**BRIEF**
From the listing below, extract each line containing the string "style".

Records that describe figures
····················

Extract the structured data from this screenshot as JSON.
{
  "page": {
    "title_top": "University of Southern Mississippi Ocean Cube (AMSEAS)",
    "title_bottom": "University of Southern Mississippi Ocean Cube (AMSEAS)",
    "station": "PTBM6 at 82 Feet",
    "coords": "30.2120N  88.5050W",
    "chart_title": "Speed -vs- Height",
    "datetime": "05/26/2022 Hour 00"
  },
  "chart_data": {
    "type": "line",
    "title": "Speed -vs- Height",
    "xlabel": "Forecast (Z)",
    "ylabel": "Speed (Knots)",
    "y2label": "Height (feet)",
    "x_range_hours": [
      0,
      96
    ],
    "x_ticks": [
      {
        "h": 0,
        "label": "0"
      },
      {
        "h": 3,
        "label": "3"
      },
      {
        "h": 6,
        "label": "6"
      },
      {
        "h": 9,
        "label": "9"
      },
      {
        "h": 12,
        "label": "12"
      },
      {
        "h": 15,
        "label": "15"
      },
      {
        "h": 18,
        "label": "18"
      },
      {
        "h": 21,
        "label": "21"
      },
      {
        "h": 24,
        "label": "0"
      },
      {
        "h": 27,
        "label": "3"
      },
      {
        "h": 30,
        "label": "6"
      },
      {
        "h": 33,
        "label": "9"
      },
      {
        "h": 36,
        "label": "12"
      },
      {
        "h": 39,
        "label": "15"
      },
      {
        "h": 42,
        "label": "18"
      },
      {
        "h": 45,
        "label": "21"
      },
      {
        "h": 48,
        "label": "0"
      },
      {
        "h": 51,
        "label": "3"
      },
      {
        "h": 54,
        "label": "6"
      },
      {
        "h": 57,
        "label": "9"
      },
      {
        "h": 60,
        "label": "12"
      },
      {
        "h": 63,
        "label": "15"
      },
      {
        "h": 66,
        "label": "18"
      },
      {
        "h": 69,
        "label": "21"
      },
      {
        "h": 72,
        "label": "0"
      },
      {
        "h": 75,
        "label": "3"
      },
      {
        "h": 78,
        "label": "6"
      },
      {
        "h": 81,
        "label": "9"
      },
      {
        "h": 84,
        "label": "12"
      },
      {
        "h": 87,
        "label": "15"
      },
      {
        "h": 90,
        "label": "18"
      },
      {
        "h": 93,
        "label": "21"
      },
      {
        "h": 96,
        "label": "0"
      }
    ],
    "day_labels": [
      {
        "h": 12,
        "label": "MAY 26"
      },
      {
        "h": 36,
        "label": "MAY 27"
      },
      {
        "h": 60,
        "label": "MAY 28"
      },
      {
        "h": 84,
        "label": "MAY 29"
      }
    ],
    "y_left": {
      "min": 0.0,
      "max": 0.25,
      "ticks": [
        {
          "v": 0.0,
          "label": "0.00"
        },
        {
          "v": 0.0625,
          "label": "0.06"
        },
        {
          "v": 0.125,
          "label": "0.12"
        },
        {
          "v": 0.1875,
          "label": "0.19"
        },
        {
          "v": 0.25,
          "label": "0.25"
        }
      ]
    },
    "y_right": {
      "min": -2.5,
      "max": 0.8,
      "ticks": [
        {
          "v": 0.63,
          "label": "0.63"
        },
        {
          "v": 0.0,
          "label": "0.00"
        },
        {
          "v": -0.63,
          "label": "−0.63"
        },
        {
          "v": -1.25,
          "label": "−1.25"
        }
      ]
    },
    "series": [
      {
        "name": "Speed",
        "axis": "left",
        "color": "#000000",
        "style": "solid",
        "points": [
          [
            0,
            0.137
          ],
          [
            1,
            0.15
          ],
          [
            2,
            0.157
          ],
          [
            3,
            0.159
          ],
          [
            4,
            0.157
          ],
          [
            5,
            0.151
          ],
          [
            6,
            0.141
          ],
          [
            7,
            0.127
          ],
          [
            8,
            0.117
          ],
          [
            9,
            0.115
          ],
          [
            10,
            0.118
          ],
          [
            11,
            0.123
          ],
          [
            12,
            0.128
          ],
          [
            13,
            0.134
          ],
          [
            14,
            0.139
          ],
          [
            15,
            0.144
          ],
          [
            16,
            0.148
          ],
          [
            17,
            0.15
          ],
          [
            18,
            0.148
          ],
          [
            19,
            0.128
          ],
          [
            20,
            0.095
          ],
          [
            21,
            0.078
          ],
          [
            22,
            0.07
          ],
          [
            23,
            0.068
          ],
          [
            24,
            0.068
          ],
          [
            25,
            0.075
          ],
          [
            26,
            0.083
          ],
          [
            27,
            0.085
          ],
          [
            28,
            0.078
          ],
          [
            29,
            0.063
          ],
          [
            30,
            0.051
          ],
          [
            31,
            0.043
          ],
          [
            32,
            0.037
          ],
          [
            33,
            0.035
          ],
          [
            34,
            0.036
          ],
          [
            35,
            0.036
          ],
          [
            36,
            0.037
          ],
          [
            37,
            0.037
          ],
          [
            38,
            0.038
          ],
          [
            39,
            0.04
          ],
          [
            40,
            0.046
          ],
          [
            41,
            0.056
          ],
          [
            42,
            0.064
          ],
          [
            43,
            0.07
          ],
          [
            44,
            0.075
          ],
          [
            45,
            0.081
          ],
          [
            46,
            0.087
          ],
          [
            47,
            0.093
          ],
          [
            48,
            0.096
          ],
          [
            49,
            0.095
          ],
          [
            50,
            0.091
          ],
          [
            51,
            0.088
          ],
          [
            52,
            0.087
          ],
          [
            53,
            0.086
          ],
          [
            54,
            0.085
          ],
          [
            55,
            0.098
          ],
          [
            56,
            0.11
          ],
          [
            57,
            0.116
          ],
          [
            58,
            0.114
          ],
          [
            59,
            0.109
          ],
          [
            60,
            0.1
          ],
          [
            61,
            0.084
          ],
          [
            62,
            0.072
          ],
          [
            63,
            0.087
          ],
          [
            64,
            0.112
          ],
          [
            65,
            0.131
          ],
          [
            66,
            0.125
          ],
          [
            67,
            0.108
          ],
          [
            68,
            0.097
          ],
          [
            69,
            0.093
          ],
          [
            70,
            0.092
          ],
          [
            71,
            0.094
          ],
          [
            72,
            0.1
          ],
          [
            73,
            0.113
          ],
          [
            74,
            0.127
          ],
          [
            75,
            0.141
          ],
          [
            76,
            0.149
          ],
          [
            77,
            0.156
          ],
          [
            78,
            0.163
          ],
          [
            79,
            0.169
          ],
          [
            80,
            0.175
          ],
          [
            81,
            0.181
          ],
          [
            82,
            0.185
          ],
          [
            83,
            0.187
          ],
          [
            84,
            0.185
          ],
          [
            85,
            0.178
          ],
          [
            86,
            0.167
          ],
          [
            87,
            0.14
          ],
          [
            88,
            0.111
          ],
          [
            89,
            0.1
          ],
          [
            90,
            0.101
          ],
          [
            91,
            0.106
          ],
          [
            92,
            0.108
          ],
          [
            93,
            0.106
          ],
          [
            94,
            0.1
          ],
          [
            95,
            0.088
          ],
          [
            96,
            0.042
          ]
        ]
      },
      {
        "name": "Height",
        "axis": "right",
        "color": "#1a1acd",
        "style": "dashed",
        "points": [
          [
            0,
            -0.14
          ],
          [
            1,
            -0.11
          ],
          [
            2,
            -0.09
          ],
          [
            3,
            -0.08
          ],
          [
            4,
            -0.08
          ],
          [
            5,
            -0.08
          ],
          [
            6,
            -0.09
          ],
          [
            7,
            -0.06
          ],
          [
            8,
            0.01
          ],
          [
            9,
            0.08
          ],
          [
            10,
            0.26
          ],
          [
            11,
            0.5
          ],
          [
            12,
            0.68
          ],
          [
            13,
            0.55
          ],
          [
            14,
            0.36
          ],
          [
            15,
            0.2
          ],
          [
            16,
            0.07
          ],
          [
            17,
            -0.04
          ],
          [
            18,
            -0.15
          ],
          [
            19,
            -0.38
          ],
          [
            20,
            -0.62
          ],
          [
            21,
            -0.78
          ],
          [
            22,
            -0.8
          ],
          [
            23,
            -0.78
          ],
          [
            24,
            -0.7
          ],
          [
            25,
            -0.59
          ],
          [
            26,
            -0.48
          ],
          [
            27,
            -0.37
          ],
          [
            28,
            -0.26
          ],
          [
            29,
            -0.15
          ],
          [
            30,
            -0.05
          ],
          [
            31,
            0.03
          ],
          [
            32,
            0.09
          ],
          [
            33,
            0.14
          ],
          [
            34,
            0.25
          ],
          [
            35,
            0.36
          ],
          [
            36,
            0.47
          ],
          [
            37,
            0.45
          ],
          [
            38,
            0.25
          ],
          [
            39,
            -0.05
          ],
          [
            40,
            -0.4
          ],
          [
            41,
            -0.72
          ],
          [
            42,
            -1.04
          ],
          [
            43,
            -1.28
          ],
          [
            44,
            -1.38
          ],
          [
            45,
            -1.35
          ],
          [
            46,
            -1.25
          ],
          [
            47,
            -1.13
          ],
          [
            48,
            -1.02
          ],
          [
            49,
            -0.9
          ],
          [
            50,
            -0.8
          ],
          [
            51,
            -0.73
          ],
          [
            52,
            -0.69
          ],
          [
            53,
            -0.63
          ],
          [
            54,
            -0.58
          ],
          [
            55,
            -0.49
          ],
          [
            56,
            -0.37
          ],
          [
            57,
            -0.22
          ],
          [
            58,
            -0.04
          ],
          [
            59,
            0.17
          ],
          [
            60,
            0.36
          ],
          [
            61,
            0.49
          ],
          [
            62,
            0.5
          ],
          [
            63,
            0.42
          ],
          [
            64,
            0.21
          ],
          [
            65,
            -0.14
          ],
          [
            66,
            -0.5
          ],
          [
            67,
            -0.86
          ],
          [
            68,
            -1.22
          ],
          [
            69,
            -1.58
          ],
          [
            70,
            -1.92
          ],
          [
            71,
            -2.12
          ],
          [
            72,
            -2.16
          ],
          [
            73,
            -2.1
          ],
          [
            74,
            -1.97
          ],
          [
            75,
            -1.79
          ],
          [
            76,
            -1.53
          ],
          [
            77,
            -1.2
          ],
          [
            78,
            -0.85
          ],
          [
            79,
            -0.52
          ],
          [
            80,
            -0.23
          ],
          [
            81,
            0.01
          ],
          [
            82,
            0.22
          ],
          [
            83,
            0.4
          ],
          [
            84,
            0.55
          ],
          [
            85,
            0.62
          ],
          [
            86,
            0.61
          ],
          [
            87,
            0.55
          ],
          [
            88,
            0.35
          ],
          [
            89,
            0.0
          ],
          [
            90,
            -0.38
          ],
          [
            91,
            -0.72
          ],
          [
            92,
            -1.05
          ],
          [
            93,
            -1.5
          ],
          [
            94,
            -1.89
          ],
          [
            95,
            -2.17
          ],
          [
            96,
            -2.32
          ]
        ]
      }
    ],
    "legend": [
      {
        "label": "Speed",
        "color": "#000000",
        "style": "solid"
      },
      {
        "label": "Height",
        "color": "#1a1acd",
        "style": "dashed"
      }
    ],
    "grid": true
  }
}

····················

**EXPECTED ANSWER**
        "style": "solid",
        "style": "dashed",
        "style": "solid"
        "style": "dashed"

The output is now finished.